(Data items)

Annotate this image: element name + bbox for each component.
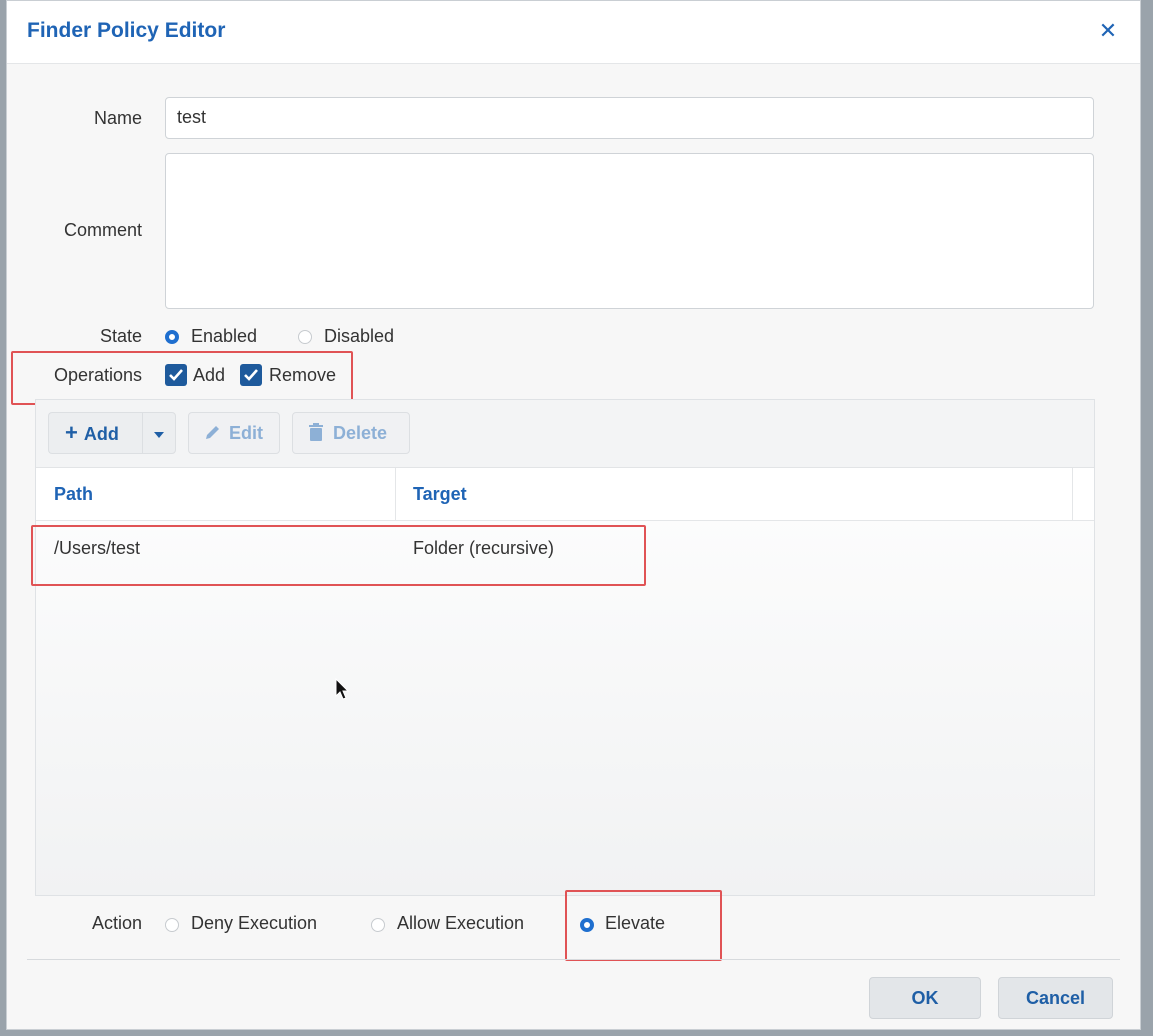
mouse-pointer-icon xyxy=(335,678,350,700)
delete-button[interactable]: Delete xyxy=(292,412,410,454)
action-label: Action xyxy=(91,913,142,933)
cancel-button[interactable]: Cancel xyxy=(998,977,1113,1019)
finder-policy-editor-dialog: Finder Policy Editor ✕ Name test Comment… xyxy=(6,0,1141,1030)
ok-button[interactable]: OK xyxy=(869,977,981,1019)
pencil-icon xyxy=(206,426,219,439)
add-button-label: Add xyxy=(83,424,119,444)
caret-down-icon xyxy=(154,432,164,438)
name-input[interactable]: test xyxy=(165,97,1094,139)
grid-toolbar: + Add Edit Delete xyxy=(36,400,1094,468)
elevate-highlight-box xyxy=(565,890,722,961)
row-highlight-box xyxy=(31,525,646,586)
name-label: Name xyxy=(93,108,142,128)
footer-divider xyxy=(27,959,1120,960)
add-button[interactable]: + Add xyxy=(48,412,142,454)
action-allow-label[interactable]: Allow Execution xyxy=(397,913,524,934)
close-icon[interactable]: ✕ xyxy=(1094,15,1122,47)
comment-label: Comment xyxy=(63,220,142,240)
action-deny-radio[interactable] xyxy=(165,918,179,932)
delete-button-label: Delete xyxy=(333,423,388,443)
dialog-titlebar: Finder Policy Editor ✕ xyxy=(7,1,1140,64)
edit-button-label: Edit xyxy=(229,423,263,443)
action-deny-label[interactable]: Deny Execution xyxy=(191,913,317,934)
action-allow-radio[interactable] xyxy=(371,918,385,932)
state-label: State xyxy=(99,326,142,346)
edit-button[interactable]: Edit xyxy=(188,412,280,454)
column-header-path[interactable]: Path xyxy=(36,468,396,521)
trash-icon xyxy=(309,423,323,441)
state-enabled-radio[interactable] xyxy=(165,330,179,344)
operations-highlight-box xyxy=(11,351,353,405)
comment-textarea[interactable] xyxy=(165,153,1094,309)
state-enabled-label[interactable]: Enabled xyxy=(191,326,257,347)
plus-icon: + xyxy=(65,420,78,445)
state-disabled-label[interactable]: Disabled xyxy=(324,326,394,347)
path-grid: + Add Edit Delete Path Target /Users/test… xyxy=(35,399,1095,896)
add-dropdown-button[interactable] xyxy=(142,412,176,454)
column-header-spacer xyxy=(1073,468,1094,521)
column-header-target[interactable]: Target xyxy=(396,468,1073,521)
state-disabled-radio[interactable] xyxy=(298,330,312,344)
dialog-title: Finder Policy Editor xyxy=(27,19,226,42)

▶ To be done:
Write out all the entries again, substituting "outline-box" for every "highlight-box" and leaving everything else unchanged. Leave the pictures out.

▶ Answer to the problem:
Annotate this image: element name + bbox for each component.
mouse-pointer-icon xyxy=(335,678,350,700)
delete-button[interactable]: Delete xyxy=(292,412,410,454)
action-label: Action xyxy=(91,913,142,933)
cancel-button[interactable]: Cancel xyxy=(998,977,1113,1019)
finder-policy-editor-dialog: Finder Policy Editor ✕ Name test Comment… xyxy=(6,0,1141,1030)
ok-button[interactable]: OK xyxy=(869,977,981,1019)
pencil-icon xyxy=(206,426,219,439)
add-button-label: Add xyxy=(83,424,119,444)
caret-down-icon xyxy=(154,432,164,438)
name-input[interactable]: test xyxy=(165,97,1094,139)
grid-toolbar: + Add Edit Delete xyxy=(36,400,1094,468)
elevate-outline-box xyxy=(565,890,722,961)
row-outline-box xyxy=(31,525,646,586)
name-label: Name xyxy=(93,108,142,128)
footer-divider xyxy=(27,959,1120,960)
add-button[interactable]: + Add xyxy=(48,412,142,454)
action-allow-label[interactable]: Allow Execution xyxy=(397,913,524,934)
close-icon[interactable]: ✕ xyxy=(1094,15,1122,47)
comment-label: Comment xyxy=(63,220,142,240)
action-deny-radio[interactable] xyxy=(165,918,179,932)
delete-button-label: Delete xyxy=(333,423,388,443)
dialog-titlebar: Finder Policy Editor ✕ xyxy=(7,1,1140,64)
edit-button-label: Edit xyxy=(229,423,263,443)
action-deny-label[interactable]: Deny Execution xyxy=(191,913,317,934)
action-allow-radio[interactable] xyxy=(371,918,385,932)
state-label: State xyxy=(99,326,142,346)
edit-button[interactable]: Edit xyxy=(188,412,280,454)
column-header-path[interactable]: Path xyxy=(36,468,396,521)
trash-icon xyxy=(309,423,323,441)
state-enabled-radio[interactable] xyxy=(165,330,179,344)
operations-outline-box xyxy=(11,351,353,405)
comment-textarea[interactable] xyxy=(165,153,1094,309)
state-enabled-label[interactable]: Enabled xyxy=(191,326,257,347)
plus-icon: + xyxy=(65,420,78,445)
state-disabled-label[interactable]: Disabled xyxy=(324,326,394,347)
path-grid: + Add Edit Delete Path Target /Users/test… xyxy=(35,399,1095,896)
add-dropdown-button[interactable] xyxy=(142,412,176,454)
column-header-spacer xyxy=(1073,468,1094,521)
column-header-target[interactable]: Target xyxy=(396,468,1073,521)
state-disabled-radio[interactable] xyxy=(298,330,312,344)
dialog-title: Finder Policy Editor xyxy=(27,19,226,42)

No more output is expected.